■ Directions ■
How many lines of the records below contain the word "while"? Answer with the number alone.

■ Information given ■
======

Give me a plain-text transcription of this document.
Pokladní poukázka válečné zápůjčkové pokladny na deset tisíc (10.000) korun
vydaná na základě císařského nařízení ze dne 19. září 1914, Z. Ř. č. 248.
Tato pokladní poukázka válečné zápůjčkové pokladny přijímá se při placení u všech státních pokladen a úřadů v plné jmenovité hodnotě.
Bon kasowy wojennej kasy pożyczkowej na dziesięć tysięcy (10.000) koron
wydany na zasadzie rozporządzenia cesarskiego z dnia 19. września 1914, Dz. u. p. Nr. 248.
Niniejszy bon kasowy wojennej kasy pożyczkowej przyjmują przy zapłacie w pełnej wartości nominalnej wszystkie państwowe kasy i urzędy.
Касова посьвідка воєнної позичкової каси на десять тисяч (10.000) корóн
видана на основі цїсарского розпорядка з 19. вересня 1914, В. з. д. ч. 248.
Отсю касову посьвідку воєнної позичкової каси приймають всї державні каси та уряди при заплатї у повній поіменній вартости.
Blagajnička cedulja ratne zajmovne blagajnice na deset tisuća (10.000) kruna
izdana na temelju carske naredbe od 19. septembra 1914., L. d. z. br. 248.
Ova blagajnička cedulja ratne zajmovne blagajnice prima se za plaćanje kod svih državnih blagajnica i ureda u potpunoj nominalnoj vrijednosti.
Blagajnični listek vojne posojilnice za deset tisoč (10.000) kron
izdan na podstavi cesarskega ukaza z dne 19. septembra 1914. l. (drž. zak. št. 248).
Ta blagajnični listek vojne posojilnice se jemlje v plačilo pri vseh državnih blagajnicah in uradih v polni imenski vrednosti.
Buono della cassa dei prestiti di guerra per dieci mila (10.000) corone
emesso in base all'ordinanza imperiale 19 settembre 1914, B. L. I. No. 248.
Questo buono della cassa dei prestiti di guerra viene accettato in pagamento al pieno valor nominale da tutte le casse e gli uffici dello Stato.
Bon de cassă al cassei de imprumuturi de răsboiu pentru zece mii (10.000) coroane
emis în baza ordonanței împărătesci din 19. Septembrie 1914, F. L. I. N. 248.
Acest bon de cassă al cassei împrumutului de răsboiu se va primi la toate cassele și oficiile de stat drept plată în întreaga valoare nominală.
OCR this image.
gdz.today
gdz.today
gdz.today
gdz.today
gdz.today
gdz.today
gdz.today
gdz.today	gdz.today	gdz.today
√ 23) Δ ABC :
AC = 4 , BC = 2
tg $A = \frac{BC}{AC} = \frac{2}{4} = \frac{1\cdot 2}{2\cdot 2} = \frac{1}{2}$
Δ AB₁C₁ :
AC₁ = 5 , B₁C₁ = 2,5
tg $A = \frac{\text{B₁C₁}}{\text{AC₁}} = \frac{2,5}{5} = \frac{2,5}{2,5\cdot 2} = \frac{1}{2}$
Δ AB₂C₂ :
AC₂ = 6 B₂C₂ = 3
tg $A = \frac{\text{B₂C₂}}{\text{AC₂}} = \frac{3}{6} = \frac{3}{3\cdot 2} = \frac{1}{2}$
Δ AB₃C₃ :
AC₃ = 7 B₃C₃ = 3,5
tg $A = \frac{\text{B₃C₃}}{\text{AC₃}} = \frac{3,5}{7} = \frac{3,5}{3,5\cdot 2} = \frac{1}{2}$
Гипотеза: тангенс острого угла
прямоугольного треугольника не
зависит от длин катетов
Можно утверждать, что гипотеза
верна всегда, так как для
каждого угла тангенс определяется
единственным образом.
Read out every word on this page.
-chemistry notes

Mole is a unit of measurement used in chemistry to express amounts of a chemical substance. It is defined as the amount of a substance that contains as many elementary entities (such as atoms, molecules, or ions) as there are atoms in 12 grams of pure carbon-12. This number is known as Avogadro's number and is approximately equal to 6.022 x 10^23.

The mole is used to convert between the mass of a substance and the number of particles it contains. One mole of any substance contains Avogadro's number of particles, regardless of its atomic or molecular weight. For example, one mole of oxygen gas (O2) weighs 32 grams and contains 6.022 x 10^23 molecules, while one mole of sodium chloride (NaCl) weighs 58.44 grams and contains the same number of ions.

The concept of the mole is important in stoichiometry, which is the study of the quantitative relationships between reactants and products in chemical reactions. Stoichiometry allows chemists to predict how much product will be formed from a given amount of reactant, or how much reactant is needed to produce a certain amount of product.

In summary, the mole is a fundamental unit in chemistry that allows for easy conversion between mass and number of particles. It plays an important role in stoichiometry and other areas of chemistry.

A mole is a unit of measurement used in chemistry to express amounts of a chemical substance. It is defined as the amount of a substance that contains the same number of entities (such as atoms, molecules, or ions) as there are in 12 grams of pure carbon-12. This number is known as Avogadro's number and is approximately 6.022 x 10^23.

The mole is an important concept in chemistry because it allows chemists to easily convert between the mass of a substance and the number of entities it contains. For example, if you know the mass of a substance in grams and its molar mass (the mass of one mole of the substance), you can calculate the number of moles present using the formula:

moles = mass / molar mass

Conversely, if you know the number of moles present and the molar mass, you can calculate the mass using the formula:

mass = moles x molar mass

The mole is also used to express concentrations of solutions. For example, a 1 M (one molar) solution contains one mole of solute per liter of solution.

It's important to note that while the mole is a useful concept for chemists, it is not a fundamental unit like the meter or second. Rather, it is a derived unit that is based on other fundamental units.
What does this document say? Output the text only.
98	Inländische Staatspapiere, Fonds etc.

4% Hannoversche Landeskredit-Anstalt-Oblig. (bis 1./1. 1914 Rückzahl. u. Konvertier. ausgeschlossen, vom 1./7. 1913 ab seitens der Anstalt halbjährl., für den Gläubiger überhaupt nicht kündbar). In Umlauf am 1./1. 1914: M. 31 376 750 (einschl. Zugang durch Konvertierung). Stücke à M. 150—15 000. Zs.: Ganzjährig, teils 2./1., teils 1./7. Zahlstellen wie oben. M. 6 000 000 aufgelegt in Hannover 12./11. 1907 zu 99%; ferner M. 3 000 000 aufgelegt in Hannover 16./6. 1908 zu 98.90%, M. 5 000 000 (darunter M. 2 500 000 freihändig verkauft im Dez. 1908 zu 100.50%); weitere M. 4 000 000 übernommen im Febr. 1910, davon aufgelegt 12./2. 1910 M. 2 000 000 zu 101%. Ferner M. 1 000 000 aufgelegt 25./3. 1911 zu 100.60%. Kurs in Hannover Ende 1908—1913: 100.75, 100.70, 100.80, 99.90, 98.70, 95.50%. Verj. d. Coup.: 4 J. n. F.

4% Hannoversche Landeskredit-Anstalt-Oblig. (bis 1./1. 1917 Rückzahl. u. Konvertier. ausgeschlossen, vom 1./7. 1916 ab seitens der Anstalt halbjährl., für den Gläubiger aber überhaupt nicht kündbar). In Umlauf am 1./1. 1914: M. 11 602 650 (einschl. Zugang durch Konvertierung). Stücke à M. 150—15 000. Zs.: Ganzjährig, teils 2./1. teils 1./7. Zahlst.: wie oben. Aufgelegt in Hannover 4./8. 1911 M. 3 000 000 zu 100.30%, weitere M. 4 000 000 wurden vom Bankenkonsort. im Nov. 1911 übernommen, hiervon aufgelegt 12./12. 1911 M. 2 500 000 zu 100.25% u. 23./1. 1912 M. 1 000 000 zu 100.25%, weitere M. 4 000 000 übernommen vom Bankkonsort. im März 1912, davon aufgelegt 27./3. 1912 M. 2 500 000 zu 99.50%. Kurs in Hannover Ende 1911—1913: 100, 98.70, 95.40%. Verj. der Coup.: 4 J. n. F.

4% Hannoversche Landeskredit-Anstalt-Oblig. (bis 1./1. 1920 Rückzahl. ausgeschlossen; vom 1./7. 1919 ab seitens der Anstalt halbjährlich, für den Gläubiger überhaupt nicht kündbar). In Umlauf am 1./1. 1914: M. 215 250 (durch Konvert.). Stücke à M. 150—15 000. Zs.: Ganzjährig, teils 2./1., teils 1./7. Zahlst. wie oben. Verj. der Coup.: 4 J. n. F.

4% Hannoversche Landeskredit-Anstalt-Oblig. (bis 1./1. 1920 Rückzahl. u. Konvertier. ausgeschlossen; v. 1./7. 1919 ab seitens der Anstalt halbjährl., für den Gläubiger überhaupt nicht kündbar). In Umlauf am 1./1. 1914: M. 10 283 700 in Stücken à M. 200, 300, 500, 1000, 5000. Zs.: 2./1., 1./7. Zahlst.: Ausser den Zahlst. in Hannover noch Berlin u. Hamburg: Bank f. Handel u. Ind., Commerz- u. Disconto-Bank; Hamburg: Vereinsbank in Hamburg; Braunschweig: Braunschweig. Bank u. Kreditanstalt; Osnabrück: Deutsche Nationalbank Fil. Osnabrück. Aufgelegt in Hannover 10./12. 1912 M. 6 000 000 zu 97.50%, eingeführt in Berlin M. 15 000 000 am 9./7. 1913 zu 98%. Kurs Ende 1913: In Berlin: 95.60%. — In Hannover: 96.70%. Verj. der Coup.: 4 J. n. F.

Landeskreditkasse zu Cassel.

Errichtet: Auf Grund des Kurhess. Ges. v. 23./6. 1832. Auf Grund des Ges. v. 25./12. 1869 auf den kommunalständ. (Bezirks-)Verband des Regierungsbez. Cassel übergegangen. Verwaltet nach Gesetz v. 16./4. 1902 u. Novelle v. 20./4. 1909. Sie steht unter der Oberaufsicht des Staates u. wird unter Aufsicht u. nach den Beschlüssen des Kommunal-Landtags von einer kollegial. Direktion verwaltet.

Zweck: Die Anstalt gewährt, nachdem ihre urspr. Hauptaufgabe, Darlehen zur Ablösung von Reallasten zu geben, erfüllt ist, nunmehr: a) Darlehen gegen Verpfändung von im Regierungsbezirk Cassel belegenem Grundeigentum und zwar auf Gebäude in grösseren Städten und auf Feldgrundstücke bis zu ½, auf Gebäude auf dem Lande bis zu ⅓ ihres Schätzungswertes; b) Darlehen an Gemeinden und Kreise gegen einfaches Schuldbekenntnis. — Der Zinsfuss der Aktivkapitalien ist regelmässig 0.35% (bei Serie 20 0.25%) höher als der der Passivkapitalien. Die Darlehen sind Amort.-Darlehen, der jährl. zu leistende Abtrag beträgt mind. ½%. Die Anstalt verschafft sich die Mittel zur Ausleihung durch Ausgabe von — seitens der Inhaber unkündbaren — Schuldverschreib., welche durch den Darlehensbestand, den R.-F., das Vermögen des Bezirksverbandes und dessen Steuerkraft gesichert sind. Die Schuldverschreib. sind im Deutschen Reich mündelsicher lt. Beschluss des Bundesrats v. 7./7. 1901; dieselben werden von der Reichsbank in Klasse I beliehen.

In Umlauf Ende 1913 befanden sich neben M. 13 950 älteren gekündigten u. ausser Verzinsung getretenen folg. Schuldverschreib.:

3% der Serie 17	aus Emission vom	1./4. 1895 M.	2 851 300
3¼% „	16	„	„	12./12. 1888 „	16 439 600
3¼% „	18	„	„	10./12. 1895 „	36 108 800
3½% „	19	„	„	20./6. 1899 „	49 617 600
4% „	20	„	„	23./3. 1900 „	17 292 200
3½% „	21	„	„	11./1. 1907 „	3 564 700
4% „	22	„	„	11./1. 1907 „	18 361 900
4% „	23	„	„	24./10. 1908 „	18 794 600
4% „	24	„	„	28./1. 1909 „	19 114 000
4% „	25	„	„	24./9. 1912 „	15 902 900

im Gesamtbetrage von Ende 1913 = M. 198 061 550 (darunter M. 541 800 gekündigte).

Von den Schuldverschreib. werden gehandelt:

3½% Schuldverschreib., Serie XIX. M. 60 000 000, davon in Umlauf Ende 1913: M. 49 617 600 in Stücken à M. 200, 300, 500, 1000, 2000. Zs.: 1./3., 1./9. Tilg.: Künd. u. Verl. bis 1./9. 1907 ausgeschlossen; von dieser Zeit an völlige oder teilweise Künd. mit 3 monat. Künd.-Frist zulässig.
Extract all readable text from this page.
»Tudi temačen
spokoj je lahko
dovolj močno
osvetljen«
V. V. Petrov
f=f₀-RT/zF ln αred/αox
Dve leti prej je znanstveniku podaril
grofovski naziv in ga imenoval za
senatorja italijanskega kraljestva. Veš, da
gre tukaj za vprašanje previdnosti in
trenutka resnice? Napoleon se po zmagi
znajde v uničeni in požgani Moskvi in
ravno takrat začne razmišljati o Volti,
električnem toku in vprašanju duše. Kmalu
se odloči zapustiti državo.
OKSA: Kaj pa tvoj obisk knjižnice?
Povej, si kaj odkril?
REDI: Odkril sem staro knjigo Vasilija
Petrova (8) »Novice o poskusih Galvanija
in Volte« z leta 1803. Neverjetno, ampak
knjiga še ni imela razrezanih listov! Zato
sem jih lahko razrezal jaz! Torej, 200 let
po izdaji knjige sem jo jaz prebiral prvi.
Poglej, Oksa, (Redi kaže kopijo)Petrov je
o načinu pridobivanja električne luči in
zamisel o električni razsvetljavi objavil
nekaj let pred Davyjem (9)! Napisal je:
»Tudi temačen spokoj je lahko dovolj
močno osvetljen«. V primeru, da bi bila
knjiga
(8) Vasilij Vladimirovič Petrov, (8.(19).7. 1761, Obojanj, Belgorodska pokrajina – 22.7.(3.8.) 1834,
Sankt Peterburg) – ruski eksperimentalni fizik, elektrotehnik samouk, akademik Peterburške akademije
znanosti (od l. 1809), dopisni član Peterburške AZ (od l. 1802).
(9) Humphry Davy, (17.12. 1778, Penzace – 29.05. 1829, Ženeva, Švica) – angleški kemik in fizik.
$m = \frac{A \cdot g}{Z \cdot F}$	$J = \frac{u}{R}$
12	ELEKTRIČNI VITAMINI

======

■ Task output ■
2